=== EXERCISE DIRECTIONS ===
Find the lines holding the string "this" in the data, then copy all of them.
BEGIN EXERCISE MATERIAL
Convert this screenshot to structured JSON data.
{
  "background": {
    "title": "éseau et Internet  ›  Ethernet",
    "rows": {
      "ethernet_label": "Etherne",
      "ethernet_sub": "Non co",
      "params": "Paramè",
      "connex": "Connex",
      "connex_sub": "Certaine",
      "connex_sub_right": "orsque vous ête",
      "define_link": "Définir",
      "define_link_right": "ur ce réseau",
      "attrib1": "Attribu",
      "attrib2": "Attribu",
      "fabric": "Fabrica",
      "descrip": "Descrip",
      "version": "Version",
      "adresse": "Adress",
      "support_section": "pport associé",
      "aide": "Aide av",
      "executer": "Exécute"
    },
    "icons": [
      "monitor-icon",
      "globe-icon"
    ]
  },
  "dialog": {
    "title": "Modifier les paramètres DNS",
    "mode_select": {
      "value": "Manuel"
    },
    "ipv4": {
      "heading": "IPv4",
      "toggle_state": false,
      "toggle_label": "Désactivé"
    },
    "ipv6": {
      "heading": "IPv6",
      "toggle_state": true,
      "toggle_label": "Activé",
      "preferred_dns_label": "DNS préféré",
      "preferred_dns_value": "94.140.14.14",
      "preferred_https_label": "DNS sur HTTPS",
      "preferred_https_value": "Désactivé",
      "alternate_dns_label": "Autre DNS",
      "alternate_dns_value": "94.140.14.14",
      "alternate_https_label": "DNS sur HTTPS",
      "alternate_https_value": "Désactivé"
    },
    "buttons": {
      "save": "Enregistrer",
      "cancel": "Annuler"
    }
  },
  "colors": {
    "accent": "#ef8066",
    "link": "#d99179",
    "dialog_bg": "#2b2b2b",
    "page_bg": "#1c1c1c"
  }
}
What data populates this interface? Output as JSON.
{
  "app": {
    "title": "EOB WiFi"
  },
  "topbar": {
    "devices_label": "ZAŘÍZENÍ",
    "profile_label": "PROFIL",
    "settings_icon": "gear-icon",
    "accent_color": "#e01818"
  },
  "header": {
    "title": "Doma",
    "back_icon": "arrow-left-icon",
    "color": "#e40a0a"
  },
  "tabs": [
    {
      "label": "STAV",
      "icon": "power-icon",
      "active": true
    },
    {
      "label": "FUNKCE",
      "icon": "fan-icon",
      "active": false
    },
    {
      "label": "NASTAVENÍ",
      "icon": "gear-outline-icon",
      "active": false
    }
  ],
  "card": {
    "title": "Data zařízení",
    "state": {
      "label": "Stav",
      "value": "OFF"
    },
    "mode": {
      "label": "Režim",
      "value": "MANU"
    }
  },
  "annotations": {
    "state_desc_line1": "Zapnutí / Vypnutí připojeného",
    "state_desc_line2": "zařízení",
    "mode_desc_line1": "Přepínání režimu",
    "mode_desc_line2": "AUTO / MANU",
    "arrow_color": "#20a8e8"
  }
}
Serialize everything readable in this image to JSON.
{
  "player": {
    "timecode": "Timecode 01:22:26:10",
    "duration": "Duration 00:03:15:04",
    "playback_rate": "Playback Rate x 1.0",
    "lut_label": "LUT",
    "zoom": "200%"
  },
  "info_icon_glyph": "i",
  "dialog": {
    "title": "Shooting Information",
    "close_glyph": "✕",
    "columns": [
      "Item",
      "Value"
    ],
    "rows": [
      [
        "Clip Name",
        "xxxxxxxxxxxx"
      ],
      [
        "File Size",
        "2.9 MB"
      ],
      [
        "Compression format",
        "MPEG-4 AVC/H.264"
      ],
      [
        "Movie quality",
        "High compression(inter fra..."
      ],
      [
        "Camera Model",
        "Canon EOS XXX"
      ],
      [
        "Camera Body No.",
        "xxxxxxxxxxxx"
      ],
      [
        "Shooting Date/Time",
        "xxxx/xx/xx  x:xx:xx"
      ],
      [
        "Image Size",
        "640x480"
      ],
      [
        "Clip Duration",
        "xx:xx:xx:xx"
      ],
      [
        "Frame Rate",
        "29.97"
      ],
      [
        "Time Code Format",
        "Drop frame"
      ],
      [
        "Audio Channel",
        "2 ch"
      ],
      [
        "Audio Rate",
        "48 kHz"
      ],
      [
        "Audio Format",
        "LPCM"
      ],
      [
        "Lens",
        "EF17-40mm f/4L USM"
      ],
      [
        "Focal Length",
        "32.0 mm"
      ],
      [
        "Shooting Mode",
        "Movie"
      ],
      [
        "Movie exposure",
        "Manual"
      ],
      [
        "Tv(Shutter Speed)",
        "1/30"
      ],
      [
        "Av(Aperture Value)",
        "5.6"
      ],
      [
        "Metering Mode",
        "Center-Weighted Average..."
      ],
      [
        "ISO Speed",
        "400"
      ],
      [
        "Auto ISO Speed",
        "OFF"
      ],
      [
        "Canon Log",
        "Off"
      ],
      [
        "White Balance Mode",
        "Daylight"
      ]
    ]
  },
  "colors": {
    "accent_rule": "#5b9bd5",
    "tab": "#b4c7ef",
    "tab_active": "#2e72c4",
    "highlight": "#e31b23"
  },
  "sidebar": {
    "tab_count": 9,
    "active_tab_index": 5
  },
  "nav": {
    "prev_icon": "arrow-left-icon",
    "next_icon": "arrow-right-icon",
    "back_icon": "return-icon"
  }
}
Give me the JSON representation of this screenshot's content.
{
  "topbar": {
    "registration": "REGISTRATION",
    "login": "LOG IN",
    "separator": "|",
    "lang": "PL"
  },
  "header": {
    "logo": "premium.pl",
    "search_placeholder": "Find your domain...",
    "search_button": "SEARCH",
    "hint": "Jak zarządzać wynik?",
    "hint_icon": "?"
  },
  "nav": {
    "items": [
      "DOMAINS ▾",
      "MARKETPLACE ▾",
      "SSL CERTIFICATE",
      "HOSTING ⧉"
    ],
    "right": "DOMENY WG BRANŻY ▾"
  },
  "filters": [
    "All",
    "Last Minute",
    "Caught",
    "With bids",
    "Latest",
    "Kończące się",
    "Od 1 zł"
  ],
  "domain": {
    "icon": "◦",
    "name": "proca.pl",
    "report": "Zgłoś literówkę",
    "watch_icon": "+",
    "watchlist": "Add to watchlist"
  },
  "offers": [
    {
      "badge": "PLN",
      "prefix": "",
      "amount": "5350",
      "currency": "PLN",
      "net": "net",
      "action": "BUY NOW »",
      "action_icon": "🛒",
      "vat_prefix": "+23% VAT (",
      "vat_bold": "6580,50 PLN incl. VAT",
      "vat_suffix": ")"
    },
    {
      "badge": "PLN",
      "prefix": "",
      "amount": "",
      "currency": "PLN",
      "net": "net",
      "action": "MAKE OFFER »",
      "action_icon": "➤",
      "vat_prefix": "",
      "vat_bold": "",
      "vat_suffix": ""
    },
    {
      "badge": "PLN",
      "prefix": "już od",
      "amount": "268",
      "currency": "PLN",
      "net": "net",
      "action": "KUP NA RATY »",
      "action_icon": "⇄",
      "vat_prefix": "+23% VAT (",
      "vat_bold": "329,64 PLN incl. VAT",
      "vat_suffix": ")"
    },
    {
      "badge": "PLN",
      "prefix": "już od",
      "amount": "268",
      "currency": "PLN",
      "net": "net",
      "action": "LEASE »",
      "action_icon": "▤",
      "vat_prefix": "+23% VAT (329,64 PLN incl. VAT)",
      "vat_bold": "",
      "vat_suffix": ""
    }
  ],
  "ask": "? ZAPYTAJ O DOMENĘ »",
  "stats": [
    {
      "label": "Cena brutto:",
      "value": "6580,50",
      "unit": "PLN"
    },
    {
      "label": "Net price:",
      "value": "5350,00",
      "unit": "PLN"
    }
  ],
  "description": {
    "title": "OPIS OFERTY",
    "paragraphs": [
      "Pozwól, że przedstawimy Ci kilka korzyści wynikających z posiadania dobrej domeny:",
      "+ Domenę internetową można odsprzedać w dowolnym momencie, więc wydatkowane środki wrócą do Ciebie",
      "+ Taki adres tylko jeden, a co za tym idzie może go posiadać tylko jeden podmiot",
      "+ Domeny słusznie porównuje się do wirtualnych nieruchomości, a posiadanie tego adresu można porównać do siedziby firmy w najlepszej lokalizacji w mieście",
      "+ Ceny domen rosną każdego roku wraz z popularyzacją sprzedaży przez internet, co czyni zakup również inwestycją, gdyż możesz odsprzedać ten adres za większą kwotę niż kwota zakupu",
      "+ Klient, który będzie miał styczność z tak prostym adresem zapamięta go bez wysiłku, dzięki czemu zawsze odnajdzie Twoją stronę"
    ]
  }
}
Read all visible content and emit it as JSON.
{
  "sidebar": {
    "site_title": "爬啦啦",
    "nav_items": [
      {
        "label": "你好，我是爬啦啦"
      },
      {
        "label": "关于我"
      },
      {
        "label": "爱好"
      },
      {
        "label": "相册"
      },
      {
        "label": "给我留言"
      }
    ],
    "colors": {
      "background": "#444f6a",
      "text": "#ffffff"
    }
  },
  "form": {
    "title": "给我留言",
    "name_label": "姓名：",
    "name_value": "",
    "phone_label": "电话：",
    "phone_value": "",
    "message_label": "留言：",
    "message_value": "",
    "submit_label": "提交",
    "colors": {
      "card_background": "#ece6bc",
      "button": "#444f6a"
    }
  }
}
END EXERCISE MATERIAL
=== FINAL RESULT ===
Convert this screenshot to structured JSON data.
What data populates this interface? Output as JSON.
Serialize everything readable in this image to JSON.
Give me the JSON representation of this screenshot's content.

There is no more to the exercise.